Problem set:
a) Could you output the part of the SLN biopsy excerpt from "2. neuropathy: skin" up to and including "per case (CY1999)", copied word for word?
b) Can you condense the block of the SLN biopsy excerpt that begins "Pros" of SLN biopsy usage into a shorter list that keeps its main facts?
c) Would you resume the SLN biopsy excerpt, picking up right after its final line?

Excerpt to read:
────────


      • rare cause of lymphangiosarcoma

    2. neuropathy: skin numbness and/or dysesthesias in 47%, usually gone in 12 months

    3. intercostobrachial syndrome (severe protracted pain), rare

    4. immediate post-operative morbidity problems not uncommon

    5. adds a medical cost impact of around $10,000 per case (CY1999)

  • "Pros" of SLN biopsy usage:

    1. avoid above ALND complications and adverse consequences

    2. SLN is a low, closest node and first node to have a metastasis in a VERY high percentage of cases

    3. situations favorable for SLN biopsy:

      • large (by imaging) d-CIS cases

      • cases with d-CIS histology on core biopsy, but, by imaging, suspicious for microinvasion or invasion (a type of discordance)

      • T1 lesions only have from 0-3% ALN positivity

  • "Cons" of SLN biopsy usage:

    1. SLN not always an accurate surrogate because:

      • metastases may skip the SLN (a false neg. SLN [LMC-01-242; 924; 7037])

      • node sinus IHC positive epithelial cells may not signify a "positive node" (real met. vs. "mechanical dislodgement")

────────

Information provided:
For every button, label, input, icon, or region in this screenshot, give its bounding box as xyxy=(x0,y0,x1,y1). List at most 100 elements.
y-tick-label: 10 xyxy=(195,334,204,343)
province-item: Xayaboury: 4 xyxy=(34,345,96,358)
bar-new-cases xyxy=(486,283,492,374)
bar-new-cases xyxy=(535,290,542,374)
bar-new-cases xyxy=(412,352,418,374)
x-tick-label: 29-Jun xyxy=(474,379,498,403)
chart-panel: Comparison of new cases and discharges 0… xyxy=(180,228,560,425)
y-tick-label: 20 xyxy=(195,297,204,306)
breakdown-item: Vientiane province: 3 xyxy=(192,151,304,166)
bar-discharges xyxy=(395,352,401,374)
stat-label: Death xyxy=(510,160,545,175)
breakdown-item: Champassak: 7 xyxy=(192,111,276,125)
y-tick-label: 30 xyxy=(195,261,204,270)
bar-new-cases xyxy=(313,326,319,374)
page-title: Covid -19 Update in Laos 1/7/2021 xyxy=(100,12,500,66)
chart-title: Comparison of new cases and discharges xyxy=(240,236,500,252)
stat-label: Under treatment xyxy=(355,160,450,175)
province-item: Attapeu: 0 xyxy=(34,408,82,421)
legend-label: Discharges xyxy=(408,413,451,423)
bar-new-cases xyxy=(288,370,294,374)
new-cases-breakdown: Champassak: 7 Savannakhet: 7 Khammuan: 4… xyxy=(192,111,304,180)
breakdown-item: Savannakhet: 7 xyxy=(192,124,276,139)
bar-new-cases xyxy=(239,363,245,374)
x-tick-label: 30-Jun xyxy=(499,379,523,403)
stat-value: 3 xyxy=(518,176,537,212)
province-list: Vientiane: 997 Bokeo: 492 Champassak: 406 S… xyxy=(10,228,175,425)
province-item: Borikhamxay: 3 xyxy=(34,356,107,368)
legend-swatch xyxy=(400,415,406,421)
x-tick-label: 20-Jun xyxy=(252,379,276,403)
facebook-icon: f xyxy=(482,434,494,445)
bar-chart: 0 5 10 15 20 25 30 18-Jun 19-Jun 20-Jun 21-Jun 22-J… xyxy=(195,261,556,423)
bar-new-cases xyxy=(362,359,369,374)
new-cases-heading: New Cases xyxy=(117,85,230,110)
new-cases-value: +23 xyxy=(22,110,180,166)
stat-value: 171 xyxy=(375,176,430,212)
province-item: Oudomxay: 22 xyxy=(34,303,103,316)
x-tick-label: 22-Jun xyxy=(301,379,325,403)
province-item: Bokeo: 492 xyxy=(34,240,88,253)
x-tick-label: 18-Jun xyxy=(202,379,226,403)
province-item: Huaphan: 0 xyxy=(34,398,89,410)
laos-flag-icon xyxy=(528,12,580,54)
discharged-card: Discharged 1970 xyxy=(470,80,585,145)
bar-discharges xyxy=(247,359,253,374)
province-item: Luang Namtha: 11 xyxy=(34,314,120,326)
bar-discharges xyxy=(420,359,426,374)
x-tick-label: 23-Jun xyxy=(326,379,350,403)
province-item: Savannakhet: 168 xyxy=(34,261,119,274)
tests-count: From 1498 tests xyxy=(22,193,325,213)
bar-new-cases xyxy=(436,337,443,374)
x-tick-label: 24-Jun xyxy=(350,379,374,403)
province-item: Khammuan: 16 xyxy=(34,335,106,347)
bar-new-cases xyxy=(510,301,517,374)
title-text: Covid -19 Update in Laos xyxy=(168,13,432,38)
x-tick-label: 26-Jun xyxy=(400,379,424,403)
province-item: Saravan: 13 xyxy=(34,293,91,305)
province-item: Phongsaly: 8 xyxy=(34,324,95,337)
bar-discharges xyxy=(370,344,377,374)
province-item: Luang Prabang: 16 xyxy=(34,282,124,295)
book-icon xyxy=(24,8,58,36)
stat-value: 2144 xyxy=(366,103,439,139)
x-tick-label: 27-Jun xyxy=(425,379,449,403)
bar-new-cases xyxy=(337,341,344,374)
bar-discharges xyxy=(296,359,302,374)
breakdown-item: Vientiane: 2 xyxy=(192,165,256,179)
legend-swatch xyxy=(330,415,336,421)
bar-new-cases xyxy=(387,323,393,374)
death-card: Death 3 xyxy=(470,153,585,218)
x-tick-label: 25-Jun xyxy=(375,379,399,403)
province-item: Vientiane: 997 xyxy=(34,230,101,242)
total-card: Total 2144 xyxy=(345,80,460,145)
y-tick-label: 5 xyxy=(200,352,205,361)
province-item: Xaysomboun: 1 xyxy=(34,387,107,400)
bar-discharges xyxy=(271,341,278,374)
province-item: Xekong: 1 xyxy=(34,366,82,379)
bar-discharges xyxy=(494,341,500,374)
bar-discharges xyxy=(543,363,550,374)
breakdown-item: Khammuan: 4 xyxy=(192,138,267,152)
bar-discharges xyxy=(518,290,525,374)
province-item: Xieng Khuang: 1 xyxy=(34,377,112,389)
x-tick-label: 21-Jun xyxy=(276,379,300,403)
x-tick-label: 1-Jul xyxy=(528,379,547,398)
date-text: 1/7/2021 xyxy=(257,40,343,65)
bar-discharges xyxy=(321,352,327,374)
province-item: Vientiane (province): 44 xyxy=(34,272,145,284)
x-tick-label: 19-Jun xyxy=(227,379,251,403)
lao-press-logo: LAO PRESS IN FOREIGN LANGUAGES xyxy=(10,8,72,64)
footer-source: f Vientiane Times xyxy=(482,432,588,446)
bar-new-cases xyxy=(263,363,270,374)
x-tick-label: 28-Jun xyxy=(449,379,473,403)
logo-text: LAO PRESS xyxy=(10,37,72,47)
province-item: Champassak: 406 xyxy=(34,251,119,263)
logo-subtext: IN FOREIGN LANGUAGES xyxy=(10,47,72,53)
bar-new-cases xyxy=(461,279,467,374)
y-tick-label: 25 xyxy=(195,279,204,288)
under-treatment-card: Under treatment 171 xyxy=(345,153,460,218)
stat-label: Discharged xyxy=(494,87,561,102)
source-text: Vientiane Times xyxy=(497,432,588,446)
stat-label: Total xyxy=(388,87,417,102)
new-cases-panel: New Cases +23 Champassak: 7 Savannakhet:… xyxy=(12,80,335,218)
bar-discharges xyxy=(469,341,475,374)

────────

Responses by task:
a)
2. neuropathy: skin numbness and/or dysesthesias in 47%, usually gone in 12 months

    3. intercostobrachial syndrome (severe protracted pain), rare

    4. immediate post-operative morbidity problems not uncommon

    5. adds a medical cost impact of around $10,000 per case (CY1999)

b)
Pros of SLN biopsy:
- Avoids the complications and adverse consequences of ALND.
- In a very high percentage of cases, the SLN is a low, closest node and the first node to have a metastasis.
- Favorable situations:
  - large d-CIS cases (by imaging)
  - d-CIS histology on core biopsy, with imaging suspicious for microinvasion or invasion
  - T1 lesions, which have only 0–3% ALN positivity

c)
  • Surgical skill development: it takes somewhere between 20-36 cases done "on protocol" (SLN biopsy followed by ALND) to get the procedure down for accurately removing the actual SLN. The first cases at LMC were LMC-98-3400melanoma, 3473breast, & 4242melanoma.
  • Finding the SLN:
    • Goal: surgical performance of SLN skilled enough to find the SLN in at least 90 out of 100 cases
    • Marker agents (some surgeons use both simultaneously):
      • Dye: may be messy but no special equipment needed
      • Radioactive: should follow OSHA & DHEC rules; but technetium 99 essentially harmless as beta rays (see AJSP 24(11):1549-1551, 2000)
    • Technique: peritumoral vs. peri-areolar intradermal, with or without breast massage
    • Failure to localize can be due to the fact that the SLN is filled with tumor, "stopped up", nonfunctional as to lymph flow [LMC-01-5654]
    • Location of the SLN:
      • axilla: 97% (1434 0f 1470 cases@ Moffitt) [about 90% are in the triangle between lateral border of pectoralis major, the medial border of the lattissimus dorsi, and the inferior margin of the hair-bearing axillary skin]
      • internal mammary chain: 3% (36 0f 1470 cases@ Moffitt) [medial and retromammary areas more likely go this way]
  • Frozen section (or rapid touch prep) status report:

    • Why? If positive, axillary dissection is indicated and may be done in the same surgical and anesthetic episode for further diagnostic/staging info and/or therapeutic (debulk the axilla) reasons.

    • When? Only when the surgeon removes the SLN and, on visual exam, is highly suspicious of metastatic disease in the SLN (but, we readily defer to surgeon's choice).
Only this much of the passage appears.